(Saved entries)
++++
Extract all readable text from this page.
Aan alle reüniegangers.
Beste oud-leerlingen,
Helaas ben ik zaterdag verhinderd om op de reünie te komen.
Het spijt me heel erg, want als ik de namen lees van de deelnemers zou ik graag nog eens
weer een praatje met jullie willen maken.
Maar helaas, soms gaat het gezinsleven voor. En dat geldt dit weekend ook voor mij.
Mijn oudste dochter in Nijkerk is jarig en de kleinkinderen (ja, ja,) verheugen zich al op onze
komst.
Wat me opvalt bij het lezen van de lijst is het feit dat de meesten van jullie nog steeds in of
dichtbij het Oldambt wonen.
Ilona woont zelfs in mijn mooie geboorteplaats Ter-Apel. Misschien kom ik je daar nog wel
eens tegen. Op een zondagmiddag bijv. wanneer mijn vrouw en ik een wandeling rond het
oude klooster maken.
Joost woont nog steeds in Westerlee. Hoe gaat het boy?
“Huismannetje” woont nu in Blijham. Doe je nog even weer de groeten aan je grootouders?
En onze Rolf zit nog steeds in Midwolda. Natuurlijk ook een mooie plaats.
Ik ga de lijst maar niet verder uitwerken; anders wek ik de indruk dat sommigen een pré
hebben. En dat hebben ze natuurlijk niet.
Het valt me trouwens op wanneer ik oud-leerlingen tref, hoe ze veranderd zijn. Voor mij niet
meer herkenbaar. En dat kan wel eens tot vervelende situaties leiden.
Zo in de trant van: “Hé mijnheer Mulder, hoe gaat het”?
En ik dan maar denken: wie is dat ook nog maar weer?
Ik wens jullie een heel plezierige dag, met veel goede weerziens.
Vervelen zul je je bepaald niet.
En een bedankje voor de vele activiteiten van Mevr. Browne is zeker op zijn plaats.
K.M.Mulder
++++
Given task – Of all the lines in the listing above, how many contain the word "steeds"? Answer with the number alone.

Task output – 3